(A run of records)
# # # # #
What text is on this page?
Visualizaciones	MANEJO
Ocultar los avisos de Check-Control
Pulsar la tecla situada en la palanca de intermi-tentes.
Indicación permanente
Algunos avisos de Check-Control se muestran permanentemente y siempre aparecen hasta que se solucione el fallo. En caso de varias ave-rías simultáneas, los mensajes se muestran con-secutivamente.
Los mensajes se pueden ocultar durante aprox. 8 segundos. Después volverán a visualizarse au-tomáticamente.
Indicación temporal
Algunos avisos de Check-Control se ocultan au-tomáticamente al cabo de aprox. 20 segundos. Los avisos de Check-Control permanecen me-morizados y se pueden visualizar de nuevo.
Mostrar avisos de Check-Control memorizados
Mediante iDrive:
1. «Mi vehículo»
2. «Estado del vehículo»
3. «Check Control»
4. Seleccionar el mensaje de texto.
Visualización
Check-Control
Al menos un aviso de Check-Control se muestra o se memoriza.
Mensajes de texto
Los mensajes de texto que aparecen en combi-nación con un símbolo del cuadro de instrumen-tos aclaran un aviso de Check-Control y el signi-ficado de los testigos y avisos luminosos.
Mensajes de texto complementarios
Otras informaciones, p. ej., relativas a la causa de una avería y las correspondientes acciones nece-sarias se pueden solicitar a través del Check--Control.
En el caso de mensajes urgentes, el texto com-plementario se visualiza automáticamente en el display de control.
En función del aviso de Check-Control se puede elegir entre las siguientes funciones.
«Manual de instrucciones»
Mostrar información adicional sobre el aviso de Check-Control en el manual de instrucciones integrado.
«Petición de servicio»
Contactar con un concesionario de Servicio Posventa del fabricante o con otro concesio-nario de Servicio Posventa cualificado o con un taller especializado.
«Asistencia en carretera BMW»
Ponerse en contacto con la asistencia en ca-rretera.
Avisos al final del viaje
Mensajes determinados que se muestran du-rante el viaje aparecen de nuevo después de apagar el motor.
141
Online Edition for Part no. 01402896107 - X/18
# # # # #
Give all the entries again exactly; leave none out.

What text is on this page?
Visualizaciones	MANEJO
Ocultar los avisos de Check-Control
Pulsar la tecla situada en la palanca de intermi-tentes.
Indicación permanente
Algunos avisos de Check-Control se muestran permanentemente y siempre aparecen hasta que se solucione el fallo. En caso de varias ave-rías simultáneas, los mensajes se muestran con-secutivamente.
Los mensajes se pueden ocultar durante aprox. 8 segundos. Después volverán a visualizarse au-tomáticamente.
Indicación temporal
Algunos avisos de Check-Control se ocultan au-tomáticamente al cabo de aprox. 20 segundos. Los avisos de Check-Control permanecen me-morizados y se pueden visualizar de nuevo.
Mostrar avisos de Check-Control memorizados
Mediante iDrive:
1. «Mi vehículo»
2. «Estado del vehículo»
3. «Check Control»
4. Seleccionar el mensaje de texto.
Visualización
Check-Control
Al menos un aviso de Check-Control se muestra o se memoriza.
Mensajes de texto
Los mensajes de texto que aparecen en combi-nación con un símbolo del cuadro de instrumen-tos aclaran un aviso de Check-Control y el signi-ficado de los testigos y avisos luminosos.
Mensajes de texto complementarios
Otras informaciones, p. ej., relativas a la causa de una avería y las correspondientes acciones nece-sarias se pueden solicitar a través del Check--Control.
En el caso de mensajes urgentes, el texto com-plementario se visualiza automáticamente en el display de control.
En función del aviso de Check-Control se puede elegir entre las siguientes funciones.
«Manual de instrucciones»
Mostrar información adicional sobre el aviso de Check-Control en el manual de instrucciones integrado.
«Petición de servicio»
Contactar con un concesionario de Servicio Posventa del fabricante o con otro concesio-nario de Servicio Posventa cualificado o con un taller especializado.
«Asistencia en carretera BMW»
Ponerse en contacto con la asistencia en ca-rretera.
Avisos al final del viaje
Mensajes determinados que se muestran du-rante el viaje aparecen de nuevo después de apagar el motor.
141
Online Edition for Part no. 01402896107 - X/18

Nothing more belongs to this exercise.